DATASET EXCERPTS →
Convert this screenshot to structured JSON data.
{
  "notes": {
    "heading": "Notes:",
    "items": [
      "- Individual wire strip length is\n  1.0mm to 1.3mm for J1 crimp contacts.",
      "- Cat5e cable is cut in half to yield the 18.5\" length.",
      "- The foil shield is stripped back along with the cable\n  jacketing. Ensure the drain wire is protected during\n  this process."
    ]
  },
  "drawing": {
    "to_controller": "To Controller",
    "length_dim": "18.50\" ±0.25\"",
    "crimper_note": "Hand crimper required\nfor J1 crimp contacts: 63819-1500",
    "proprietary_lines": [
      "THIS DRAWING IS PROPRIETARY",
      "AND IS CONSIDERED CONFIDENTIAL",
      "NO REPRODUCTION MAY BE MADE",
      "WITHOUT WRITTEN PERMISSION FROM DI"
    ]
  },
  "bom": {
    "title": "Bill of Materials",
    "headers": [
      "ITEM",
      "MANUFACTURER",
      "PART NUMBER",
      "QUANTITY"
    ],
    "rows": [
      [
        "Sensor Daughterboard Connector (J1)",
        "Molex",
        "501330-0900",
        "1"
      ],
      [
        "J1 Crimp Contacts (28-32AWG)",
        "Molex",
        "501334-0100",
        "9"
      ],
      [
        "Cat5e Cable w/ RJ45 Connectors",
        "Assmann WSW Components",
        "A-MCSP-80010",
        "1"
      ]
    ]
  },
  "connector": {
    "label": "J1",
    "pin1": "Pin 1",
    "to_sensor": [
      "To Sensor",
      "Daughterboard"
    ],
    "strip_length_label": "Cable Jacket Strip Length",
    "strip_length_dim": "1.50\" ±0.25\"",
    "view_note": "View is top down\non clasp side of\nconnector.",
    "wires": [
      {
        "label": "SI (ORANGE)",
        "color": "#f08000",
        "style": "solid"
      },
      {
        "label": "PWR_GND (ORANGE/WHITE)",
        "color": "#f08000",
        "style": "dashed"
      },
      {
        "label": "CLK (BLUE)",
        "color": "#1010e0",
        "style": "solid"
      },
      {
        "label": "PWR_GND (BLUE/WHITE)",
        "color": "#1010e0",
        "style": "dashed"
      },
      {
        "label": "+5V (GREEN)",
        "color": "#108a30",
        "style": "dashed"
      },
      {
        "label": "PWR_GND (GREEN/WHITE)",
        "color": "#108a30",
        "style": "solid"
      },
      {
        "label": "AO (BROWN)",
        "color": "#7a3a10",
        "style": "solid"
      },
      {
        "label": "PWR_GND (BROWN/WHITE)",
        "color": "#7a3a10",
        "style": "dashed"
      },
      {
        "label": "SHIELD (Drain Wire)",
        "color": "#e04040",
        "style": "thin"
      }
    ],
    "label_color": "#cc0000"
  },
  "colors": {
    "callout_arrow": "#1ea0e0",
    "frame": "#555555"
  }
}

YOUR INSTRUCTIONS → Each line holding "BLUE" must be found and copied.

SOLUTION TO THE EXERCISE →
        "label": "CLK (BLUE)",
        "label": "PWR_GND (BLUE/WHITE)",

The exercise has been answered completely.